### GIVEN PROBLEM:
Could you copy the entries verbatim, from their first line through the line that holds "- category-label: 27000...30000", inclusive?

# START OF DATA SHOWN

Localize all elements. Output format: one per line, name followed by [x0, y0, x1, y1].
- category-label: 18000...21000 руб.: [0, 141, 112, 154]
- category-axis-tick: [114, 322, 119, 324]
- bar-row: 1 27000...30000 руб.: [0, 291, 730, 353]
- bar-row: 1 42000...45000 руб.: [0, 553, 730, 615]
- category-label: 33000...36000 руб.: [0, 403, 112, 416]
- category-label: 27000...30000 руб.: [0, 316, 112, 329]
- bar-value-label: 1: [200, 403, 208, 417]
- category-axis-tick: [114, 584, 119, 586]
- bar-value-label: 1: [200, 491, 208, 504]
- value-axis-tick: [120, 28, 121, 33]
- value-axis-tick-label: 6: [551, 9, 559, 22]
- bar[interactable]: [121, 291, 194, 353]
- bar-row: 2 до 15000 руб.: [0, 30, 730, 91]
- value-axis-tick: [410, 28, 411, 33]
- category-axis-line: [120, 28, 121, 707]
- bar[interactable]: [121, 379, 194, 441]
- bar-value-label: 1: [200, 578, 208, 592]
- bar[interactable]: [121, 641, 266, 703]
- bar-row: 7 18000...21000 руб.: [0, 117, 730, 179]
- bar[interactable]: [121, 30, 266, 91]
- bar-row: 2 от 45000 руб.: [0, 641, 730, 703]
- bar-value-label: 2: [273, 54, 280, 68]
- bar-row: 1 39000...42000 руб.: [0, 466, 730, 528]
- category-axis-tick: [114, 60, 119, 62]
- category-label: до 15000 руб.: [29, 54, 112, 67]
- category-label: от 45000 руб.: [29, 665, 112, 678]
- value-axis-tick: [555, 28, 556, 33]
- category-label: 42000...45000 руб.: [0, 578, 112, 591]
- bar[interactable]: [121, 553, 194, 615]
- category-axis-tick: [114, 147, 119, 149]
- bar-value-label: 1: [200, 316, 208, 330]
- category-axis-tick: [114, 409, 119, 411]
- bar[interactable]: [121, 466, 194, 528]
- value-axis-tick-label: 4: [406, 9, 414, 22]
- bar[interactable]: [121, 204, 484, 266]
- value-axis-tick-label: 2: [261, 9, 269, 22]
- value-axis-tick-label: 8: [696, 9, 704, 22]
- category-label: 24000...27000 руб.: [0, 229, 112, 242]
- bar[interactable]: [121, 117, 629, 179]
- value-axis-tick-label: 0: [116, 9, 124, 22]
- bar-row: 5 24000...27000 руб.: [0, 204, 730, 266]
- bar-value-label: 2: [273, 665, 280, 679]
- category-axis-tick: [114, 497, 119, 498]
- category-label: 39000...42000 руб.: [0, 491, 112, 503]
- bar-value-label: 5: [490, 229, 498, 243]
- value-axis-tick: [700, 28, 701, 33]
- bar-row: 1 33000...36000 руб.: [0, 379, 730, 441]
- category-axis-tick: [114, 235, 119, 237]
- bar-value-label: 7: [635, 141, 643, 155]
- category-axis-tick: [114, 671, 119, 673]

# END OF DATA SHOWN

### FINISHED ANSWER:
Localize all elements. Output format: one per line, name followed by [x0, y0, x1, y1].
- category-label: 18000...21000 руб.: [0, 141, 112, 154]
- category-axis-tick: [114, 322, 119, 324]
- bar-row: 1 27000...30000 руб.: [0, 291, 730, 353]
- bar-row: 1 42000...45000 руб.: [0, 553, 730, 615]
- category-label: 33000...36000 руб.: [0, 403, 112, 416]
- category-label: 27000...30000 руб.: [0, 316, 112, 329]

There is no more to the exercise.